>> Start Provided records

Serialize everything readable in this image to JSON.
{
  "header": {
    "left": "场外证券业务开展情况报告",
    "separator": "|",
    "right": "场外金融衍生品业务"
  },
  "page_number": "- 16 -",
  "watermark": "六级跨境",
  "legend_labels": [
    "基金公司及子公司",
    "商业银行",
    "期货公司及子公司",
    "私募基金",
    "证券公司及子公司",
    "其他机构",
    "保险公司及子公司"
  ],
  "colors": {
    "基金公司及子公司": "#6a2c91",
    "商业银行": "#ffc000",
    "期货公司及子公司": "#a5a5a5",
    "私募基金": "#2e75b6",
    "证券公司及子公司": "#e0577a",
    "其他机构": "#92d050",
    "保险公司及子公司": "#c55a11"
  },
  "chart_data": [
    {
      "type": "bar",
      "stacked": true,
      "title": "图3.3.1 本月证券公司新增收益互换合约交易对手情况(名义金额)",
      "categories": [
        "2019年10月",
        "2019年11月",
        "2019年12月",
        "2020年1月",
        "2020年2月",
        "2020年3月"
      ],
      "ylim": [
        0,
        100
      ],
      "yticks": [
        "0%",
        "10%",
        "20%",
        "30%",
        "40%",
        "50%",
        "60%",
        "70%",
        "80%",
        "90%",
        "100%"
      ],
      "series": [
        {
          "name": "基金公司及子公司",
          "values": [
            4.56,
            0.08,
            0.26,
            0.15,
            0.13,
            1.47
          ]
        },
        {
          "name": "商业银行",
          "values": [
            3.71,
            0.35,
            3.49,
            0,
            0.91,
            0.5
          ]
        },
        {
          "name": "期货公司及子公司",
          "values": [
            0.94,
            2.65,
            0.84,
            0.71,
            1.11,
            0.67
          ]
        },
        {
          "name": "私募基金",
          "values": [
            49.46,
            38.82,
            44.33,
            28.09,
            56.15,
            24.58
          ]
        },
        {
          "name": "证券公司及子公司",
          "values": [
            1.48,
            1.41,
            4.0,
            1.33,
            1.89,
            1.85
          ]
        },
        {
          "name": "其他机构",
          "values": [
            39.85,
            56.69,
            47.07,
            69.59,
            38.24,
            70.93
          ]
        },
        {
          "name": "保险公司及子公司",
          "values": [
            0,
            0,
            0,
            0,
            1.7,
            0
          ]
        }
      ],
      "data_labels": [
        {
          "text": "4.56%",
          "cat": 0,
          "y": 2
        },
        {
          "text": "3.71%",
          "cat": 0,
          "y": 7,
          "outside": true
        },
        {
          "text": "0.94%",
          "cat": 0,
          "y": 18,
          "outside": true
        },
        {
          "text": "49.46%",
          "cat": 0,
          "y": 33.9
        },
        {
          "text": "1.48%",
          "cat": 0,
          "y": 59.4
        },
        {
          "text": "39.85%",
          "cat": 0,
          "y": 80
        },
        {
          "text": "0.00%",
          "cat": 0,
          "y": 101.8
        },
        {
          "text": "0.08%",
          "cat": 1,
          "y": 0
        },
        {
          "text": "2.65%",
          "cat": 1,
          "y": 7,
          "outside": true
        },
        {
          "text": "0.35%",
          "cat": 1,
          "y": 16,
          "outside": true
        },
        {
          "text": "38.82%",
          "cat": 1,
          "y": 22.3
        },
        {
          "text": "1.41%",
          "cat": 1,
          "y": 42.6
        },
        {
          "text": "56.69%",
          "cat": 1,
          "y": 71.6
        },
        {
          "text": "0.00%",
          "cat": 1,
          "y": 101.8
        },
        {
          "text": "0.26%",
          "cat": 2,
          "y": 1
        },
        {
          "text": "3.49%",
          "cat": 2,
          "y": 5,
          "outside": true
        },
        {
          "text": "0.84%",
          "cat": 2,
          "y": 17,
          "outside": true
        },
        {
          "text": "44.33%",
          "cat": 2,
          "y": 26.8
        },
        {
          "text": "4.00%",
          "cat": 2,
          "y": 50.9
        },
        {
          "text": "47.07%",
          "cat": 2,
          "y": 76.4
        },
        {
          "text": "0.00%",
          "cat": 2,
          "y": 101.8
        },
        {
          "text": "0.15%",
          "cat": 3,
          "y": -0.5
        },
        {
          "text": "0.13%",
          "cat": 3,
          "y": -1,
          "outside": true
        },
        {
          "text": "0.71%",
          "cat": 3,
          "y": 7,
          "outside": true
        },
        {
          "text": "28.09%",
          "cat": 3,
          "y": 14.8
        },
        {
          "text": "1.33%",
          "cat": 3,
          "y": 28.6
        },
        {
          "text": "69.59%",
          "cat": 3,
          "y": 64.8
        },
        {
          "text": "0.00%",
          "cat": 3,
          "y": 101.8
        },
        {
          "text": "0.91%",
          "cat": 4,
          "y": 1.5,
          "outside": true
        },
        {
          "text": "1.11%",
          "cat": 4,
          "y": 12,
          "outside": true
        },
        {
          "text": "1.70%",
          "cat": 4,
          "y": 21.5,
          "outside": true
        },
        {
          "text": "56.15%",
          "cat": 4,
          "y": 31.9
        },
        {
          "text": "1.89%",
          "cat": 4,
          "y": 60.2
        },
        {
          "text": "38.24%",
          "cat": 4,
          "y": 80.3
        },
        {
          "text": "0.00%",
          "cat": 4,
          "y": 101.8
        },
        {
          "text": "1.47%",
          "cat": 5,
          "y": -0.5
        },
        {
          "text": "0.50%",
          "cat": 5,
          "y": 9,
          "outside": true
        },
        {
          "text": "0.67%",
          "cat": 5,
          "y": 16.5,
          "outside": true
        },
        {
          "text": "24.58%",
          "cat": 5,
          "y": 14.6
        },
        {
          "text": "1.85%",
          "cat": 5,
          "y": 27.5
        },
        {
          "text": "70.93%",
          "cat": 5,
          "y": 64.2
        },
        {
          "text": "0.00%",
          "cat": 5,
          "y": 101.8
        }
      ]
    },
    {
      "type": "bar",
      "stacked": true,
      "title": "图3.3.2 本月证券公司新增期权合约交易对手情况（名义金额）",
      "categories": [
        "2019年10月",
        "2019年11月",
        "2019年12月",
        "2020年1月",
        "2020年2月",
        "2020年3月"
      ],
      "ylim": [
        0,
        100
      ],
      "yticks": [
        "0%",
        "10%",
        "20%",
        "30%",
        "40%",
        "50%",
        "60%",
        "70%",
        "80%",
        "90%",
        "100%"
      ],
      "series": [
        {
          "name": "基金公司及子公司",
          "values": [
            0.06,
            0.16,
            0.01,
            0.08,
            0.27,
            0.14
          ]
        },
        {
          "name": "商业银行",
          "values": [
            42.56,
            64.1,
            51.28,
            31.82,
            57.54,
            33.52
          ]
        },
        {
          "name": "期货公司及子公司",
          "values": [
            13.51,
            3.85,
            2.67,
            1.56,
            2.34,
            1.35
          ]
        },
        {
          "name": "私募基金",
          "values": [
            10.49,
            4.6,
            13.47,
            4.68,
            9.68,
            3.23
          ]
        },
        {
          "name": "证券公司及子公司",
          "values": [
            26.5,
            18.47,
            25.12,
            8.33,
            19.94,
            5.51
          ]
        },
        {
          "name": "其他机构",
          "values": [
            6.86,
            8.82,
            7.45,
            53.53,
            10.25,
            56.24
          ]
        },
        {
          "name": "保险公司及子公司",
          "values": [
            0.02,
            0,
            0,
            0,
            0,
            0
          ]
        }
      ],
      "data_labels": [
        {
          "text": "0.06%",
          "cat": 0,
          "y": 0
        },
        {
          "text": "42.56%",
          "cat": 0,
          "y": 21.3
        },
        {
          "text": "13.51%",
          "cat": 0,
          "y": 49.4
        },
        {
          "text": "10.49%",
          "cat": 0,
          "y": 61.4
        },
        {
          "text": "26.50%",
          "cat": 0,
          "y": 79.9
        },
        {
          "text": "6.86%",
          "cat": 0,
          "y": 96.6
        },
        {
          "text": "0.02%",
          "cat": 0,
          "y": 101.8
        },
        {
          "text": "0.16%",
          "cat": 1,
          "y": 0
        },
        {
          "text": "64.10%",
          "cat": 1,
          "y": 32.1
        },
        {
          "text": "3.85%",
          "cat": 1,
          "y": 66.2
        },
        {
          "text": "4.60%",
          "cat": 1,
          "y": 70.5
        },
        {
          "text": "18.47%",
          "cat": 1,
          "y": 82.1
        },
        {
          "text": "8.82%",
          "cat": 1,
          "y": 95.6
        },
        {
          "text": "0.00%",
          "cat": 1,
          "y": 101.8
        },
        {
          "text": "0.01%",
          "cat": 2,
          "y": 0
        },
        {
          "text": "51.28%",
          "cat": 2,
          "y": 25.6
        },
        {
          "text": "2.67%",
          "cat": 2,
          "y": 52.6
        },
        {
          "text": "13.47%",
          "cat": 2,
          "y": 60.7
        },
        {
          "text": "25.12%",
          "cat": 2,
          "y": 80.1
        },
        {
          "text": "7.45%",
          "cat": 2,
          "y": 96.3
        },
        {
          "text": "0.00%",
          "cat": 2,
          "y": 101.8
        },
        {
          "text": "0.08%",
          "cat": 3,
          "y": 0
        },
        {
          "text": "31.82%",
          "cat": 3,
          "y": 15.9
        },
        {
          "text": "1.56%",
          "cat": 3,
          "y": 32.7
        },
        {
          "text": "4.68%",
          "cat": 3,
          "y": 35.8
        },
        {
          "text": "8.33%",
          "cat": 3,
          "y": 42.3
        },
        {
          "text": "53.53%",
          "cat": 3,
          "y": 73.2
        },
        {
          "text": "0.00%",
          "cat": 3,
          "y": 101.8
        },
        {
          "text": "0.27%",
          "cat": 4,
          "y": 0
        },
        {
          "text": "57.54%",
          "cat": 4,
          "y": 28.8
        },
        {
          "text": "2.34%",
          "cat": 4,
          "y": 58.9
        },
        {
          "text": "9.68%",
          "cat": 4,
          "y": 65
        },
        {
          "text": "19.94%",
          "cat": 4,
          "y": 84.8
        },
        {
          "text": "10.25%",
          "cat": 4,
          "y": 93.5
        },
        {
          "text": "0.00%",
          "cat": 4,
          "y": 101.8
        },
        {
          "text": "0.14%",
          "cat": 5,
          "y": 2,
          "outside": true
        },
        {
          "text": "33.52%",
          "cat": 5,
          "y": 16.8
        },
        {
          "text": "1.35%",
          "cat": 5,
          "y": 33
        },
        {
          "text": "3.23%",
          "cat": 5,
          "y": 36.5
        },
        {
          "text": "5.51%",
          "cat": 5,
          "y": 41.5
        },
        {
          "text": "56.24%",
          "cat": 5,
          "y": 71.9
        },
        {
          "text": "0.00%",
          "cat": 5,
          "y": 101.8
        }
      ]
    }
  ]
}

>> End Provided records

What you are asked to do —
Gather each line in these records that contains the string "其他机构".

Task result —
    "其他机构",
    "其他机构": "#92d050",
          "name": "其他机构",
          "name": "其他机构",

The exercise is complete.